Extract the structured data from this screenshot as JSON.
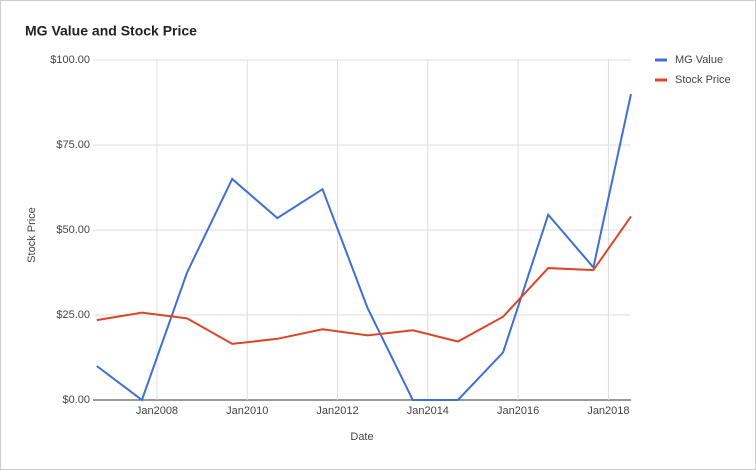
{
  "chart_data": {
    "type": "line",
    "title": "MG Value and Stock Price",
    "x_label": "Date",
    "y_label": "Stock Price",
    "x": [
      "2006-09",
      "2007-09",
      "2008-09",
      "2009-09",
      "2010-09",
      "2011-09",
      "2012-09",
      "2013-09",
      "2014-09",
      "2015-09",
      "2016-09",
      "2017-09",
      "2018-07"
    ],
    "series": [
      {
        "name": "MG Value",
        "color": "#3f6fd1",
        "values": [
          10,
          0,
          37.5,
          65,
          53.5,
          62,
          27,
          0,
          0,
          14,
          54.5,
          39,
          90
        ]
      },
      {
        "name": "Stock Price",
        "color": "#dc4528",
        "values": [
          23.5,
          25.7,
          24,
          16.5,
          18,
          20.8,
          19,
          20.5,
          17.2,
          24.5,
          38.8,
          38.2,
          54
        ]
      }
    ],
    "xlim": [
      "2006-08",
      "2018-07"
    ],
    "xticks": [
      {
        "value": "2008-01",
        "label": "Jan2008"
      },
      {
        "value": "2010-01",
        "label": "Jan2010"
      },
      {
        "value": "2012-01",
        "label": "Jan2012"
      },
      {
        "value": "2014-01",
        "label": "Jan2014"
      },
      {
        "value": "2016-01",
        "label": "Jan2016"
      },
      {
        "value": "2018-01",
        "label": "Jan2018"
      }
    ],
    "ylim": [
      0,
      100
    ],
    "yticks": [
      {
        "value": 0,
        "label": "$0.00"
      },
      {
        "value": 25,
        "label": "$25.00"
      },
      {
        "value": 50,
        "label": "$50.00"
      },
      {
        "value": 75,
        "label": "$75.00"
      },
      {
        "value": 100,
        "label": "$100.00"
      }
    ],
    "grid": true,
    "legend": "right"
  }
}
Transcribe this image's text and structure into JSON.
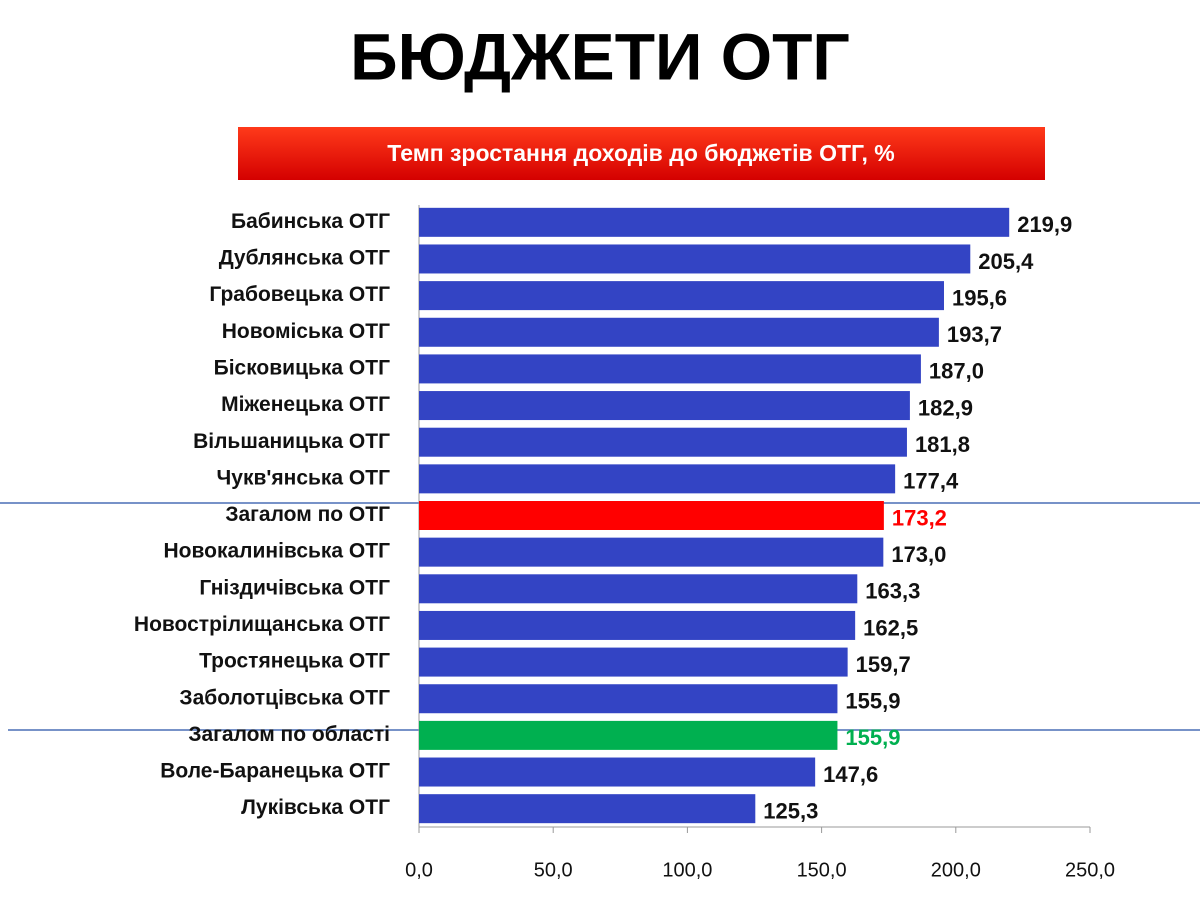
{
  "chart_data": {
    "type": "hbar",
    "title": "БЮДЖЕТИ ОТГ",
    "subtitle": "Темп зростання доходів до бюджетів ОТГ, %",
    "categories": [
      "Бабинська ОТГ",
      "Дублянська ОТГ",
      "Грабовецька ОТГ",
      "Новоміська ОТГ",
      "Бісковицька ОТГ",
      "Міженецька ОТГ",
      "Вільшаницька ОТГ",
      "Чукв'янська ОТГ",
      "Загалом по ОТГ",
      "Новокалинівська ОТГ",
      "Гніздичівська ОТГ",
      "Новострілищанська ОТГ",
      "Тростянецька ОТГ",
      "Заболотцівська ОТГ",
      "Загалом по області",
      "Воле-Баранецька ОТГ",
      "Луківська ОТГ"
    ],
    "values": [
      219.9,
      205.4,
      195.6,
      193.7,
      187.0,
      182.9,
      181.8,
      177.4,
      173.2,
      173.0,
      163.3,
      162.5,
      159.7,
      155.9,
      155.9,
      147.6,
      125.3
    ],
    "value_labels": [
      "219,9",
      "205,4",
      "195,6",
      "193,7",
      "187,0",
      "182,9",
      "181,8",
      "177,4",
      "173,2",
      "173,0",
      "163,3",
      "162,5",
      "159,7",
      "155,9",
      "155,9",
      "147,6",
      "125,3"
    ],
    "colors": [
      "#3344c4",
      "#3344c4",
      "#3344c4",
      "#3344c4",
      "#3344c4",
      "#3344c4",
      "#3344c4",
      "#3344c4",
      "#ff0000",
      "#3344c4",
      "#3344c4",
      "#3344c4",
      "#3344c4",
      "#3344c4",
      "#00b050",
      "#3344c4",
      "#3344c4"
    ],
    "value_label_colors": [
      "#111111",
      "#111111",
      "#111111",
      "#111111",
      "#111111",
      "#111111",
      "#111111",
      "#111111",
      "#ff0000",
      "#111111",
      "#111111",
      "#111111",
      "#111111",
      "#111111",
      "#00b050",
      "#111111",
      "#111111"
    ],
    "xlim": [
      0,
      250
    ],
    "xticks": [
      {
        "value": 0,
        "label": "0,0"
      },
      {
        "value": 50,
        "label": "50,0"
      },
      {
        "value": 100,
        "label": "100,0"
      },
      {
        "value": 150,
        "label": "150,0"
      },
      {
        "value": 200,
        "label": "200,0"
      },
      {
        "value": 250,
        "label": "250,0"
      }
    ]
  }
}
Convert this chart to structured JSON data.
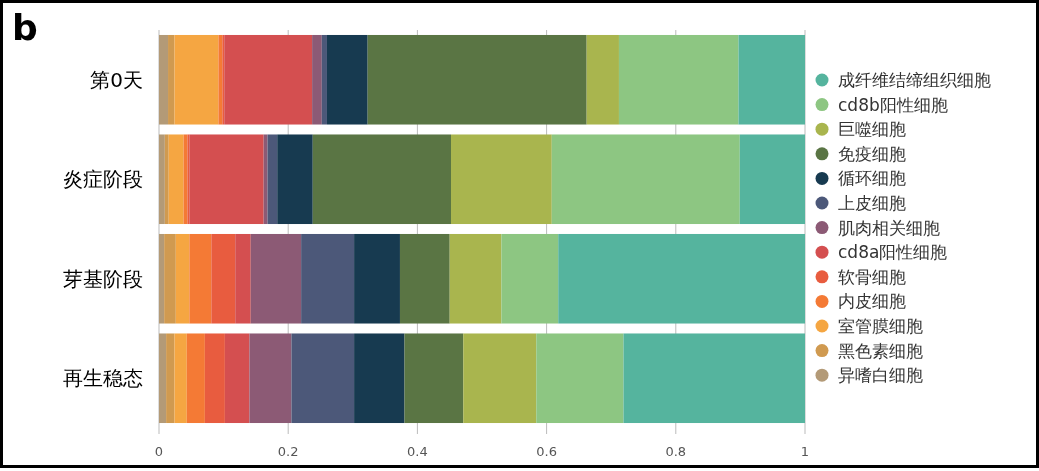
{
  "chart_data": {
    "type": "bar",
    "orientation": "horizontal",
    "stacked": true,
    "categories": [
      "第0天",
      "炎症阶段",
      "芽基阶段",
      "再生稳态"
    ],
    "series": [
      {
        "name": "异嗜白细胞",
        "color": "#b39a77",
        "values": [
          0.014,
          0.009,
          0.008,
          0.011
        ]
      },
      {
        "name": "黑色素细胞",
        "color": "#d09a50",
        "values": [
          0.01,
          0.006,
          0.018,
          0.013
        ]
      },
      {
        "name": "室管膜细胞",
        "color": "#f5a642",
        "values": [
          0.068,
          0.023,
          0.021,
          0.019
        ]
      },
      {
        "name": "内皮细胞",
        "color": "#f47a35",
        "values": [
          0.006,
          0.006,
          0.034,
          0.028
        ]
      },
      {
        "name": "软骨细胞",
        "color": "#e85c3f",
        "values": [
          0.003,
          0.003,
          0.037,
          0.031
        ]
      },
      {
        "name": "cd8a阳性细胞",
        "color": "#d44f50",
        "values": [
          0.136,
          0.115,
          0.024,
          0.038
        ]
      },
      {
        "name": "肌肉相关细胞",
        "color": "#8c5a75",
        "values": [
          0.015,
          0.006,
          0.078,
          0.065
        ]
      },
      {
        "name": "上皮细胞",
        "color": "#4c5879",
        "values": [
          0.008,
          0.015,
          0.082,
          0.097
        ]
      },
      {
        "name": "循环细胞",
        "color": "#173a50",
        "values": [
          0.063,
          0.055,
          0.071,
          0.078
        ]
      },
      {
        "name": "免疫细胞",
        "color": "#5a7544",
        "values": [
          0.339,
          0.214,
          0.077,
          0.091
        ]
      },
      {
        "name": "巨噬细胞",
        "color": "#a9b54e",
        "values": [
          0.05,
          0.156,
          0.08,
          0.113
        ]
      },
      {
        "name": "cd8b阳性细胞",
        "color": "#8dc682",
        "values": [
          0.185,
          0.291,
          0.088,
          0.135
        ]
      },
      {
        "name": "成纤维结缔组织细胞",
        "color": "#55b49e",
        "values": [
          0.103,
          0.101,
          0.382,
          0.281
        ]
      }
    ],
    "xlim": [
      0,
      1
    ],
    "xticks": [
      0,
      0.2,
      0.4,
      0.6,
      0.8,
      1
    ],
    "grid": "x",
    "legend": "right",
    "annotations": [
      "b"
    ]
  }
}
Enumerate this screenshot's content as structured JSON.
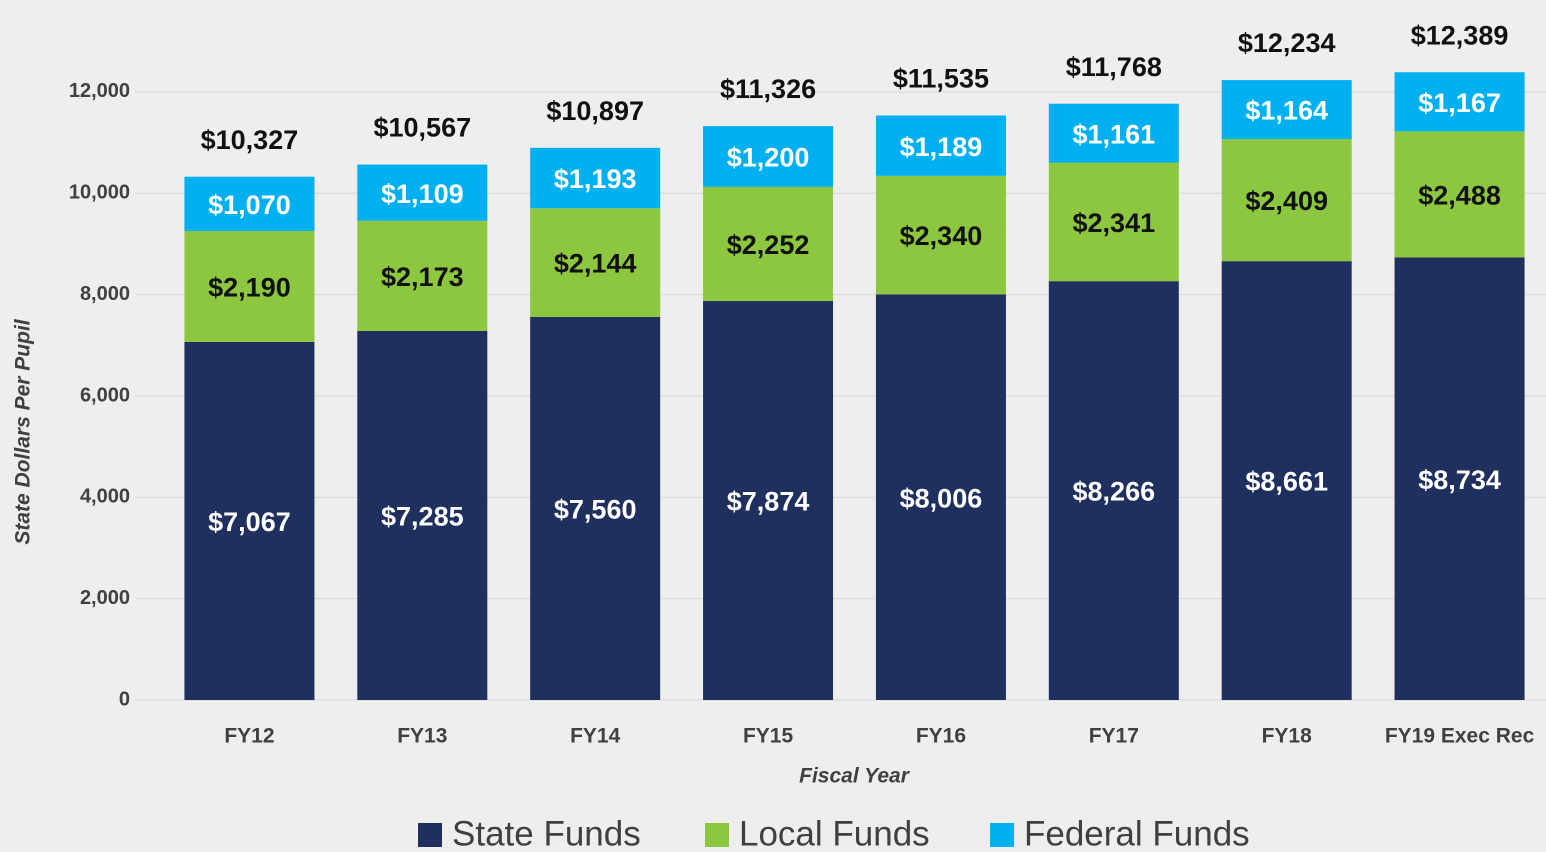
{
  "chart_data": {
    "type": "stacked_bar",
    "x_label": "Fiscal Year",
    "y_label": "State Dollars Per Pupil",
    "categories": [
      "FY12",
      "FY13",
      "FY14",
      "FY15",
      "FY16",
      "FY17",
      "FY18",
      "FY19 Exec Rec"
    ],
    "series": [
      {
        "name": "State Funds",
        "color": "#1f2f5e",
        "label_color": "#ffffff",
        "values": [
          7067,
          7285,
          7560,
          7874,
          8006,
          8266,
          8661,
          8734
        ],
        "value_labels": [
          "$7,067",
          "$7,285",
          "$7,560",
          "$7,874",
          "$8,006",
          "$8,266",
          "$8,661",
          "$8,734"
        ]
      },
      {
        "name": "Local Funds",
        "color": "#8dc63f",
        "label_color": "#111111",
        "values": [
          2190,
          2173,
          2144,
          2252,
          2340,
          2341,
          2409,
          2488
        ],
        "value_labels": [
          "$2,190",
          "$2,173",
          "$2,144",
          "$2,252",
          "$2,340",
          "$2,341",
          "$2,409",
          "$2,488"
        ]
      },
      {
        "name": "Federal Funds",
        "color": "#00b0f0",
        "label_color": "#ffffff",
        "values": [
          1070,
          1109,
          1193,
          1200,
          1189,
          1161,
          1164,
          1167
        ],
        "value_labels": [
          "$1,070",
          "$1,109",
          "$1,193",
          "$1,200",
          "$1,189",
          "$1,161",
          "$1,164",
          "$1,167"
        ]
      }
    ],
    "total_labels": [
      "$10,327",
      "$10,567",
      "$10,897",
      "$11,326",
      "$11,535",
      "$11,768",
      "$12,234",
      "$12,389"
    ],
    "ylim": [
      0,
      13000
    ],
    "yticks": [
      0,
      {
        "value": 2000,
        "label": "2,000"
      },
      {
        "value": 4000,
        "label": "4,000"
      },
      {
        "value": 6000,
        "label": "6,000"
      },
      {
        "value": 8000,
        "label": "8,000"
      },
      {
        "value": 10000,
        "label": "10,000"
      },
      {
        "value": 12000,
        "label": "12,000"
      }
    ],
    "grid": true,
    "legend": "bottom"
  }
}
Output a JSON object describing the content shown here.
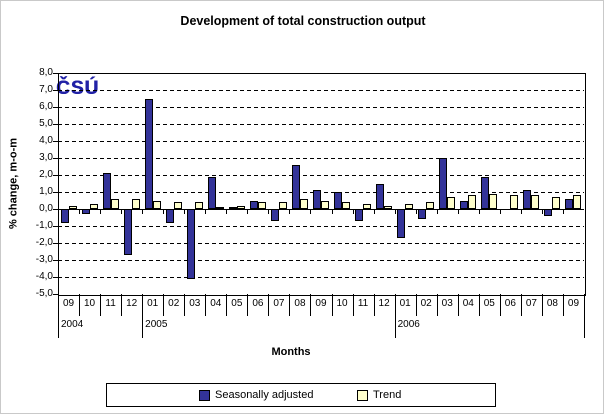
{
  "title": "Development of total construction output",
  "logo_text": "ČSÚ",
  "chart_data": {
    "type": "bar",
    "title": "Development of total construction output",
    "xlabel": "Months",
    "ylabel": "% change, m-o-m",
    "ylim": [
      -5,
      8
    ],
    "ytick_step": 1,
    "decimal_separator": ",",
    "grid": "horizontal-dashed",
    "legend_position": "bottom",
    "ytick_labels": [
      "8,0",
      "7,0",
      "6,0",
      "5,0",
      "4,0",
      "3,0",
      "2,0",
      "1,0",
      "0,0",
      "-1,0",
      "-2,0",
      "-3,0",
      "-4,0",
      "-5,0"
    ],
    "categories": [
      "09",
      "10",
      "11",
      "12",
      "01",
      "02",
      "03",
      "04",
      "05",
      "06",
      "07",
      "08",
      "09",
      "10",
      "11",
      "12",
      "01",
      "02",
      "03",
      "04",
      "05",
      "06",
      "07",
      "08",
      "09"
    ],
    "year_groups": [
      {
        "label": "2004",
        "span": 4
      },
      {
        "label": "2005",
        "span": 12
      },
      {
        "label": "2006",
        "span": 9
      }
    ],
    "series": [
      {
        "name": "Seasonally adjusted",
        "color": "#333399",
        "values": [
          -0.8,
          -0.3,
          2.1,
          -2.7,
          6.5,
          -0.8,
          -4.1,
          1.9,
          0.1,
          0.5,
          -0.7,
          2.6,
          1.1,
          1.0,
          -0.7,
          1.5,
          -1.7,
          -0.6,
          3.0,
          0.5,
          1.9,
          0.0,
          1.1,
          -0.4,
          0.6
        ]
      },
      {
        "name": "Trend",
        "color": "#ffffcc",
        "values": [
          0.2,
          0.3,
          0.6,
          0.6,
          0.5,
          0.4,
          0.4,
          0.1,
          0.2,
          0.4,
          0.4,
          0.6,
          0.5,
          0.4,
          0.3,
          0.2,
          0.3,
          0.4,
          0.7,
          0.8,
          0.9,
          0.8,
          0.8,
          0.7,
          0.8
        ]
      }
    ]
  },
  "colors": {
    "bar_border": "#000000",
    "seasonally_adjusted": "#333399",
    "trend": "#ffffcc",
    "logo_blue": "#2121a6"
  }
}
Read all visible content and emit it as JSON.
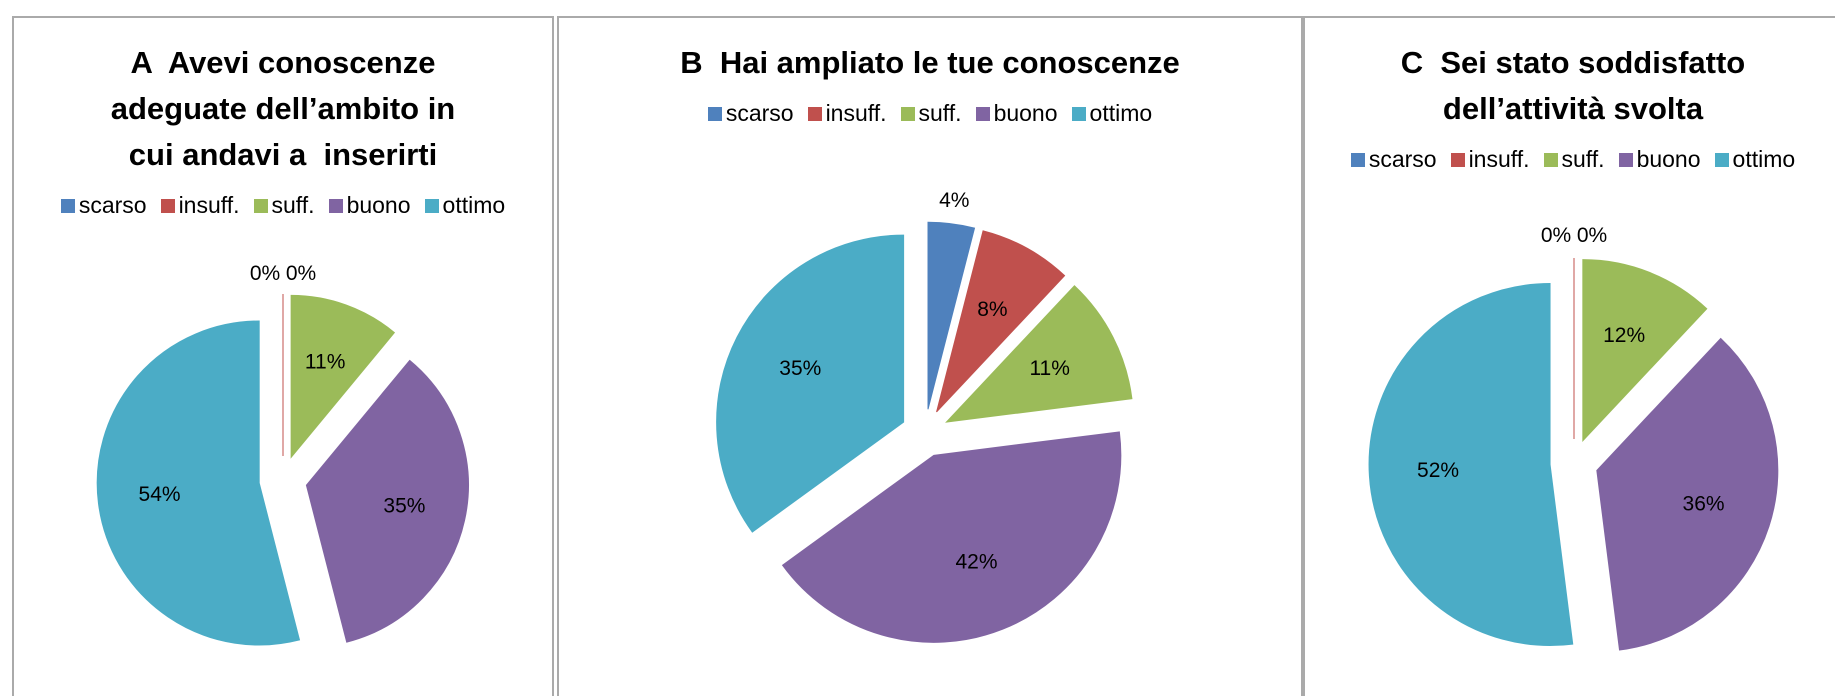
-------
Written task:
Tally the lines of the listing in which the word "bottom" occurs, and state the total alone.

Full response:
2